* [WRITTEN EXERCISE]:
Copy out each line in the material below that has the word "commits".

↓

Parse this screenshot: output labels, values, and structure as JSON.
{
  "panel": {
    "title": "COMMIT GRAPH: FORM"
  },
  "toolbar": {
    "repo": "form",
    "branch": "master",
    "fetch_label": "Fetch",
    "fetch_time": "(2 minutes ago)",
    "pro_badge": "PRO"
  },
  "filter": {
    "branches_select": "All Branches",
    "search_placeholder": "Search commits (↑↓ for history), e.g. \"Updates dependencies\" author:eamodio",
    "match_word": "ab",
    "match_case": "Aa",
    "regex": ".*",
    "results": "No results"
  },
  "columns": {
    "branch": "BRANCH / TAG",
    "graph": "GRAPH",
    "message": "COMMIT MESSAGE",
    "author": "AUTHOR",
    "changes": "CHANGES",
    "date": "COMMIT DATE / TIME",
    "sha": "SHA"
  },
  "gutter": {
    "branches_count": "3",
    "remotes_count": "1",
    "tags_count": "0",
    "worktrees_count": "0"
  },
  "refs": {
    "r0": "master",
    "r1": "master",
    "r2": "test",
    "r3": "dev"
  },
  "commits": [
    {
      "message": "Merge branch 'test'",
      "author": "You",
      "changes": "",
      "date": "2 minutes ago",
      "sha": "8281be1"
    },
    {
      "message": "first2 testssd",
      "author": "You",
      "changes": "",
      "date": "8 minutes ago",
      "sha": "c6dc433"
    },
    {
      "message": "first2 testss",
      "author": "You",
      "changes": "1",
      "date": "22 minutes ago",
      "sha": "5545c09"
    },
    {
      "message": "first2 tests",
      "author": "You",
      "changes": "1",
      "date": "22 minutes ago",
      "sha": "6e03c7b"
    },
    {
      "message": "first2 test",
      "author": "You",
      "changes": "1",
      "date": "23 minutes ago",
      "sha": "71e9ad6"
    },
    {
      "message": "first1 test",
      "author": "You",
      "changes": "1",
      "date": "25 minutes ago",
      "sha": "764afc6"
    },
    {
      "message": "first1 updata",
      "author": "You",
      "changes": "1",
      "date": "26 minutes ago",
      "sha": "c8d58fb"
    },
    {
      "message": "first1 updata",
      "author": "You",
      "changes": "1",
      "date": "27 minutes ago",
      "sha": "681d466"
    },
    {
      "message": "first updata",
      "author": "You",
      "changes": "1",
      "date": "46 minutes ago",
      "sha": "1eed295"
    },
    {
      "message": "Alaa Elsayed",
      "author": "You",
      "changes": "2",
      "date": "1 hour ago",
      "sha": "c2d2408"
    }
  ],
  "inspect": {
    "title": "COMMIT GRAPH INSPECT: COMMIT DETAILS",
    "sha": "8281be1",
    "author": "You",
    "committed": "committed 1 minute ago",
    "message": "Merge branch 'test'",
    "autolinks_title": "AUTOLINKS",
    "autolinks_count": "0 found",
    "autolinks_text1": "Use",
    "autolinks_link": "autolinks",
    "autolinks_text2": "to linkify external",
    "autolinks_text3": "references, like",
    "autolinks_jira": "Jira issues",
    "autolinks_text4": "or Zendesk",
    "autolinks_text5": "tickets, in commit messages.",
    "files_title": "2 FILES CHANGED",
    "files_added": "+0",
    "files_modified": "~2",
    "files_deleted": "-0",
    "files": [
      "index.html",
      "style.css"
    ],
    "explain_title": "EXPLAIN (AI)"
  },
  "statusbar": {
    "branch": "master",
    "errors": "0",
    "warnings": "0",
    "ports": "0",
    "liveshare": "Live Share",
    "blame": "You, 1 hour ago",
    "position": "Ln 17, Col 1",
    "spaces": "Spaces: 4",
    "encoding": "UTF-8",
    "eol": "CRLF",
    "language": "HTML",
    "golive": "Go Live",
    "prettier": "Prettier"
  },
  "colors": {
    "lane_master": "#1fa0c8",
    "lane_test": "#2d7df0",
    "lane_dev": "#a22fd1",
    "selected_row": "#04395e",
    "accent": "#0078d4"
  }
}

↑

* [EXERCISE RESULT]:
    "search_placeholder": "Search commits (↑↓ for history), e.g. \"Updates dependencies\" author:eamodio",
  "commits": [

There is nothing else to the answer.